* AIM OF THE EXERCISE
Copy out each line that has "ms波形" in it.

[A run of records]
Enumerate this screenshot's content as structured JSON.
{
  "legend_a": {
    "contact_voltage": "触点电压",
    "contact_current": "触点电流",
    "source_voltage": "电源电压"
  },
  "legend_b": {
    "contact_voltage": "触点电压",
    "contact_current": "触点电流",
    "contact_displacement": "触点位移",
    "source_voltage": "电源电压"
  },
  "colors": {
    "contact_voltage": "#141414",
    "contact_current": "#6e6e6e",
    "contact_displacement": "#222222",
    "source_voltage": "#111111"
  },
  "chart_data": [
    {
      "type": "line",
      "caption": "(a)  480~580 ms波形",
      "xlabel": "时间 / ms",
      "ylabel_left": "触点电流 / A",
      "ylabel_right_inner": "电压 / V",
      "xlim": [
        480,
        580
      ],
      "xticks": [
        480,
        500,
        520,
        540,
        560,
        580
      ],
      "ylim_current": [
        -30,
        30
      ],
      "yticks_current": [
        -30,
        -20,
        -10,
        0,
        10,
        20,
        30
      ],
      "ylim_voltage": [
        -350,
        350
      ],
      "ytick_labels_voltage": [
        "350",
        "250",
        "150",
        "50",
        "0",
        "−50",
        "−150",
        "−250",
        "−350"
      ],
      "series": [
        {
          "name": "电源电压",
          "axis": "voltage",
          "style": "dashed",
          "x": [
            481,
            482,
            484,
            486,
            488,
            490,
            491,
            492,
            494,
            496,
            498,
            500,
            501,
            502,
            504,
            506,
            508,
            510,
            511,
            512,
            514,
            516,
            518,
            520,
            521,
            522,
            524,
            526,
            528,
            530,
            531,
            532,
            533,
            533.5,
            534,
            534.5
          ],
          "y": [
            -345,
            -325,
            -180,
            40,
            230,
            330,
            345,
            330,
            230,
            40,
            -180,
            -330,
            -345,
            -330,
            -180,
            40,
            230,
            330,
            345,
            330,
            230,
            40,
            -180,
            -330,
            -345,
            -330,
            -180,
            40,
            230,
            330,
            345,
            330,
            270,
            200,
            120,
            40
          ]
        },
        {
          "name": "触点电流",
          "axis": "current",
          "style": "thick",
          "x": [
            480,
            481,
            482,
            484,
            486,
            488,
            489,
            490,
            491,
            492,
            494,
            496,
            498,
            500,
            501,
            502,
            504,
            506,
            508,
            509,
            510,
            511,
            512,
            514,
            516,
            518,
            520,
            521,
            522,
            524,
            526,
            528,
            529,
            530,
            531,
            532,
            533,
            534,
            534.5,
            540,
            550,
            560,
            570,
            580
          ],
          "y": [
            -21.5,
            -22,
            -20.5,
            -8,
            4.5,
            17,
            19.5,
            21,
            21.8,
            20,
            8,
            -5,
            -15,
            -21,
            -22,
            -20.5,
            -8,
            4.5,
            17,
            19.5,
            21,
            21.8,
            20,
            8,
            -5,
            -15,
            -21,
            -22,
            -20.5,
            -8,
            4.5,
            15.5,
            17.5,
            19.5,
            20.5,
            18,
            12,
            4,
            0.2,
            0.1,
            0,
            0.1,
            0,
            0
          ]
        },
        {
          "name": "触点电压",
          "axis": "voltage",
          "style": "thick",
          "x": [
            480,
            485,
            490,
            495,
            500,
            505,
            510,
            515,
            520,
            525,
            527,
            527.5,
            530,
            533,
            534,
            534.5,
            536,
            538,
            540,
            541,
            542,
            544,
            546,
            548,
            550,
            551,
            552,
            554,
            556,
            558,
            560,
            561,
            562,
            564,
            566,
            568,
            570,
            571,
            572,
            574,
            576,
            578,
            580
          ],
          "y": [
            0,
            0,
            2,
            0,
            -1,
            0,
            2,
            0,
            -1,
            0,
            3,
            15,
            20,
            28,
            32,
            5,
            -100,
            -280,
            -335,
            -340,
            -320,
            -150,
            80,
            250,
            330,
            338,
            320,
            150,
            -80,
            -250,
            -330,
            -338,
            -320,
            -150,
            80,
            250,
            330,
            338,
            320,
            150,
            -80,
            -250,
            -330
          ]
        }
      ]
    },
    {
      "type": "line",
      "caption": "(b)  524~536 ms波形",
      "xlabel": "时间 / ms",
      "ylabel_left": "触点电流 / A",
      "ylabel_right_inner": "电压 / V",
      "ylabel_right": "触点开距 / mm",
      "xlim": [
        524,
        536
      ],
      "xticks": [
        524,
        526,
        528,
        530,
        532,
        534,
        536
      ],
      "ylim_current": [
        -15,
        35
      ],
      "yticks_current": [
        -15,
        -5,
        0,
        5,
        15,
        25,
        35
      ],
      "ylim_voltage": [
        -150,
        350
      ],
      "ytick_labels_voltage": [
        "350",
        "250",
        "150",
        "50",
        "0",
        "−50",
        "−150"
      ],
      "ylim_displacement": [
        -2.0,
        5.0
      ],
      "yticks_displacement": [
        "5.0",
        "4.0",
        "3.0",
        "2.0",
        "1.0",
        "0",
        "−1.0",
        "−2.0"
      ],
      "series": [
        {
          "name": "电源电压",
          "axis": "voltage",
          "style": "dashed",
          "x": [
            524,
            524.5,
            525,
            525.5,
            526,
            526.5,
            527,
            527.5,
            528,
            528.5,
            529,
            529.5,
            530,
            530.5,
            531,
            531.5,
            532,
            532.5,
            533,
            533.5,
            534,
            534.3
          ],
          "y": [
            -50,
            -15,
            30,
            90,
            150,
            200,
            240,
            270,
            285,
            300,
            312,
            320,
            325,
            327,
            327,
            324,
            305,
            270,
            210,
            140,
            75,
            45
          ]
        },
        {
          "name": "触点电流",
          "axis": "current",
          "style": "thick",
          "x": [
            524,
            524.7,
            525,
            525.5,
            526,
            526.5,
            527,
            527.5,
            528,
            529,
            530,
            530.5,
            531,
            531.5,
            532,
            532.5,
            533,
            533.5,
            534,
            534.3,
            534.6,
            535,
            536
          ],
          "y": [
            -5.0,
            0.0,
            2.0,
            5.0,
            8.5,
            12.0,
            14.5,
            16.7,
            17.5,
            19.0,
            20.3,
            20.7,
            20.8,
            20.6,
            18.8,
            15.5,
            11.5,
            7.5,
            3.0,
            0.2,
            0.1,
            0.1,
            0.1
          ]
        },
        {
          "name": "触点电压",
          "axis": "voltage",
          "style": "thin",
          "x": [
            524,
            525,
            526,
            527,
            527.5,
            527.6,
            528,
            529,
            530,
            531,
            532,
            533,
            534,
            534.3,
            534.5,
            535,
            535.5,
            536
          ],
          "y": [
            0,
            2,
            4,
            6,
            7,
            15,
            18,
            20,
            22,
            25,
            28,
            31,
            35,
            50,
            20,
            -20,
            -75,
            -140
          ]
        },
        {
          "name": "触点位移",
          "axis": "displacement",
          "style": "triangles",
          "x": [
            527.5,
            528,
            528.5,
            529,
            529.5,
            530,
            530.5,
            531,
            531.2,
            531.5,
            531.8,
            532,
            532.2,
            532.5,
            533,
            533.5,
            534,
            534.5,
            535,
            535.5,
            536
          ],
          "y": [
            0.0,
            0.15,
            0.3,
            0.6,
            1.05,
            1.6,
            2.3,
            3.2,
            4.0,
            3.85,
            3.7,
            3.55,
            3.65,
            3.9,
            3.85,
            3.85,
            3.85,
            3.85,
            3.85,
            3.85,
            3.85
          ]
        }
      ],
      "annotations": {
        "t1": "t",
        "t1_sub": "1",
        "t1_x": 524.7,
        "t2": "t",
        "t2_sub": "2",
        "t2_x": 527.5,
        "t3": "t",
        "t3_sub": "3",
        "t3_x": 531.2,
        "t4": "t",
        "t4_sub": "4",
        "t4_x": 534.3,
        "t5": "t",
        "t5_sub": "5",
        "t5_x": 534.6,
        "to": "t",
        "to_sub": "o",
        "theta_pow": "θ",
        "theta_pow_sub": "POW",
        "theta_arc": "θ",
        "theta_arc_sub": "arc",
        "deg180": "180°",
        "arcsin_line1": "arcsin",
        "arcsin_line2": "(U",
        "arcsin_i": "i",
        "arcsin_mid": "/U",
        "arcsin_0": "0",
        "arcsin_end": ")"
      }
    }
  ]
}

* ANSWER TO THE TASK
      "caption": "(a)  480~580 ms波形",
      "caption": "(b)  524~536 ms波形",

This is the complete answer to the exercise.